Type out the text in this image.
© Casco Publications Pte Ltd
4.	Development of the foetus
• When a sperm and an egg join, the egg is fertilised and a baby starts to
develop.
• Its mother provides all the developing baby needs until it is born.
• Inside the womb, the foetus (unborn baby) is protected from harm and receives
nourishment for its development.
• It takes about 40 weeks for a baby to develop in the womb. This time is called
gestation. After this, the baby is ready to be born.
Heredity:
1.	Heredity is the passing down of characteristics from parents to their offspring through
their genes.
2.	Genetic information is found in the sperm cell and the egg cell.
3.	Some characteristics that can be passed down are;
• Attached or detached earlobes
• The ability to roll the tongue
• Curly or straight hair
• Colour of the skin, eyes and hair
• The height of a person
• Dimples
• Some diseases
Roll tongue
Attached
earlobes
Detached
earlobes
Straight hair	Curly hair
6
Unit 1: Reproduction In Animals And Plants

● **Exercise**: In full and without error, give the listing again.

● **Exercise output**:
Type out the text in this image.
© Casco Publications Pte Ltd
4.	Development of the foetus
• When a sperm and an egg join, the egg is fertilised and a baby starts to
develop.
• Its mother provides all the developing baby needs until it is born.
• Inside the womb, the foetus (unborn baby) is protected from harm and receives
nourishment for its development.
• It takes about 40 weeks for a baby to develop in the womb. This time is called
gestation. After this, the baby is ready to be born.
Heredity:
1.	Heredity is the passing down of characteristics from parents to their offspring through
their genes.
2.	Genetic information is found in the sperm cell and the egg cell.
3.	Some characteristics that can be passed down are;
• Attached or detached earlobes
• The ability to roll the tongue
• Curly or straight hair
• Colour of the skin, eyes and hair
• The height of a person
• Dimples
• Some diseases
Roll tongue
Attached
earlobes
Detached
earlobes
Straight hair	Curly hair
6
Unit 1: Reproduction In Animals And Plants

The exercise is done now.